Instructions for the task: The listing must be reproduced in full, exactly as it stands.

--

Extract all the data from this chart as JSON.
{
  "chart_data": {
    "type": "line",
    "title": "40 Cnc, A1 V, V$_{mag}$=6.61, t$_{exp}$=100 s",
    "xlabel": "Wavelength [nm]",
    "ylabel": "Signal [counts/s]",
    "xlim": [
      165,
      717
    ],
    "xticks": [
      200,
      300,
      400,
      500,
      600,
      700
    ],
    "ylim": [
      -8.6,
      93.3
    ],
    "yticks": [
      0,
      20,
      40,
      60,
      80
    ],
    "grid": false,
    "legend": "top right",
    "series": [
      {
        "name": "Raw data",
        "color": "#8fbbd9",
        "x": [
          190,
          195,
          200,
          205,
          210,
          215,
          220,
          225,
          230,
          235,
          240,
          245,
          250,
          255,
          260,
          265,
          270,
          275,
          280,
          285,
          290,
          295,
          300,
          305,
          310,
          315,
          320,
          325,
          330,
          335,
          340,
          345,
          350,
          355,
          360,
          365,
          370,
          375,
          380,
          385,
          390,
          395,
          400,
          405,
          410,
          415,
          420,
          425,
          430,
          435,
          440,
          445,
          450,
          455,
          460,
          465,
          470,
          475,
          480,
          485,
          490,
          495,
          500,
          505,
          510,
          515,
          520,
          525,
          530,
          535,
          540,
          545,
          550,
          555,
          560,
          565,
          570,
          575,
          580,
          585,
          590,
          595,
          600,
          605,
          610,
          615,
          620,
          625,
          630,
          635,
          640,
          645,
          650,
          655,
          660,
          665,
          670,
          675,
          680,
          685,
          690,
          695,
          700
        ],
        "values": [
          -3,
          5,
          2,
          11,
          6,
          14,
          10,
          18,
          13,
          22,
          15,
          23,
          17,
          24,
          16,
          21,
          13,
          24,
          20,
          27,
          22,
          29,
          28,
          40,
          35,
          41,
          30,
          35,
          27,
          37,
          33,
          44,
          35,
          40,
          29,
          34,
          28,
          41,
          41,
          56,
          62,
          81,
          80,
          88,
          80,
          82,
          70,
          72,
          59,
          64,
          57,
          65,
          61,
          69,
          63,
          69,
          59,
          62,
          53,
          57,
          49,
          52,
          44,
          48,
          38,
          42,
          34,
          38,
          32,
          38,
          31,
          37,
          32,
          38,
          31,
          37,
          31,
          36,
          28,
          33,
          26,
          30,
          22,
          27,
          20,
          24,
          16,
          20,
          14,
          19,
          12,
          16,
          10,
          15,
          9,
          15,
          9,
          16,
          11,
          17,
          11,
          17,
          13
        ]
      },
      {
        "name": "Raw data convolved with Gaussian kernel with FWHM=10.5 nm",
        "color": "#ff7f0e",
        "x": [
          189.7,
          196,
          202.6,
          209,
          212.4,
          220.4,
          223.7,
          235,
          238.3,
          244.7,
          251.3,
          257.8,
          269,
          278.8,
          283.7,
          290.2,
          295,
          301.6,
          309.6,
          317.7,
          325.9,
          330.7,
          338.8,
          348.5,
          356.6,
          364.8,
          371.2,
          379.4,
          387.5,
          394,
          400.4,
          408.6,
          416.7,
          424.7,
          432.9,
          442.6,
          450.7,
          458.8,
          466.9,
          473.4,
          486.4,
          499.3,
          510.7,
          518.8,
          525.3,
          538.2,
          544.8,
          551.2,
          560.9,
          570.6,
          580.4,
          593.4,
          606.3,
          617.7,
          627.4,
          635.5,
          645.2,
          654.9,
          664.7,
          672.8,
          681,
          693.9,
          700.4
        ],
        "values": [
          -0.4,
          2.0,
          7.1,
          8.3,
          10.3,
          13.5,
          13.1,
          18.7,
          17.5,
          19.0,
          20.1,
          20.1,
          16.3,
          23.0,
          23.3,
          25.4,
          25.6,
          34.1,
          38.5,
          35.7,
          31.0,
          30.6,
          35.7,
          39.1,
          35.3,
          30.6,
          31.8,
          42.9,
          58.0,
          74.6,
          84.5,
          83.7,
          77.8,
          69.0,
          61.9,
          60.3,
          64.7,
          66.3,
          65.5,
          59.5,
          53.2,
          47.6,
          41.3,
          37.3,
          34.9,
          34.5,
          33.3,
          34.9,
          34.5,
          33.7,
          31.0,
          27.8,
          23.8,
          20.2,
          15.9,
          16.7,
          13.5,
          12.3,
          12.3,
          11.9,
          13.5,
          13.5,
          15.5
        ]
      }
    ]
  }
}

--

Reply:
Extract all the data from this chart as JSON.
{
  "chart_data": {
    "type": "line",
    "title": "40 Cnc, A1 V, V$_{mag}$=6.61, t$_{exp}$=100 s",
    "xlabel": "Wavelength [nm]",
    "ylabel": "Signal [counts/s]",
    "xlim": [
      165,
      717
    ],
    "xticks": [
      200,
      300,
      400,
      500,
      600,
      700
    ],
    "ylim": [
      -8.6,
      93.3
    ],
    "yticks": [
      0,
      20,
      40,
      60,
      80
    ],
    "grid": false,
    "legend": "top right",
    "series": [
      {
        "name": "Raw data",
        "color": "#8fbbd9",
        "x": [
          190,
          195,
          200,
          205,
          210,
          215,
          220,
          225,
          230,
          235,
          240,
          245,
          250,
          255,
          260,
          265,
          270,
          275,
          280,
          285,
          290,
          295,
          300,
          305,
          310,
          315,
          320,
          325,
          330,
          335,
          340,
          345,
          350,
          355,
          360,
          365,
          370,
          375,
          380,
          385,
          390,
          395,
          400,
          405,
          410,
          415,
          420,
          425,
          430,
          435,
          440,
          445,
          450,
          455,
          460,
          465,
          470,
          475,
          480,
          485,
          490,
          495,
          500,
          505,
          510,
          515,
          520,
          525,
          530,
          535,
          540,
          545,
          550,
          555,
          560,
          565,
          570,
          575,
          580,
          585,
          590,
          595,
          600,
          605,
          610,
          615,
          620,
          625,
          630,
          635,
          640,
          645,
          650,
          655,
          660,
          665,
          670,
          675,
          680,
          685,
          690,
          695,
          700
        ],
        "values": [
          -3,
          5,
          2,
          11,
          6,
          14,
          10,
          18,
          13,
          22,
          15,
          23,
          17,
          24,
          16,
          21,
          13,
          24,
          20,
          27,
          22,
          29,
          28,
          40,
          35,
          41,
          30,
          35,
          27,
          37,
          33,
          44,
          35,
          40,
          29,
          34,
          28,
          41,
          41,
          56,
          62,
          81,
          80,
          88,
          80,
          82,
          70,
          72,
          59,
          64,
          57,
          65,
          61,
          69,
          63,
          69,
          59,
          62,
          53,
          57,
          49,
          52,
          44,
          48,
          38,
          42,
          34,
          38,
          32,
          38,
          31,
          37,
          32,
          38,
          31,
          37,
          31,
          36,
          28,
          33,
          26,
          30,
          22,
          27,
          20,
          24,
          16,
          20,
          14,
          19,
          12,
          16,
          10,
          15,
          9,
          15,
          9,
          16,
          11,
          17,
          11,
          17,
          13
        ]
      },
      {
        "name": "Raw data convolved with Gaussian kernel with FWHM=10.5 nm",
        "color": "#ff7f0e",
        "x": [
          189.7,
          196,
          202.6,
          209,
          212.4,
          220.4,
          223.7,
          235,
          238.3,
          244.7,
          251.3,
          257.8,
          269,
          278.8,
          283.7,
          290.2,
          295,
          301.6,
          309.6,
          317.7,
          325.9,
          330.7,
          338.8,
          348.5,
          356.6,
          364.8,
          371.2,
          379.4,
          387.5,
          394,
          400.4,
          408.6,
          416.7,
          424.7,
          432.9,
          442.6,
          450.7,
          458.8,
          466.9,
          473.4,
          486.4,
          499.3,
          510.7,
          518.8,
          525.3,
          538.2,
          544.8,
          551.2,
          560.9,
          570.6,
          580.4,
          593.4,
          606.3,
          617.7,
          627.4,
          635.5,
          645.2,
          654.9,
          664.7,
          672.8,
          681,
          693.9,
          700.4
        ],
        "values": [
          -0.4,
          2.0,
          7.1,
          8.3,
          10.3,
          13.5,
          13.1,
          18.7,
          17.5,
          19.0,
          20.1,
          20.1,
          16.3,
          23.0,
          23.3,
          25.4,
          25.6,
          34.1,
          38.5,
          35.7,
          31.0,
          30.6,
          35.7,
          39.1,
          35.3,
          30.6,
          31.8,
          42.9,
          58.0,
          74.6,
          84.5,
          83.7,
          77.8,
          69.0,
          61.9,
          60.3,
          64.7,
          66.3,
          65.5,
          59.5,
          53.2,
          47.6,
          41.3,
          37.3,
          34.9,
          34.5,
          33.3,
          34.9,
          34.5,
          33.7,
          31.0,
          27.8,
          23.8,
          20.2,
          15.9,
          16.7,
          13.5,
          12.3,
          12.3,
          11.9,
          13.5,
          13.5,
          15.5
        ]
      }
    ]
  }
}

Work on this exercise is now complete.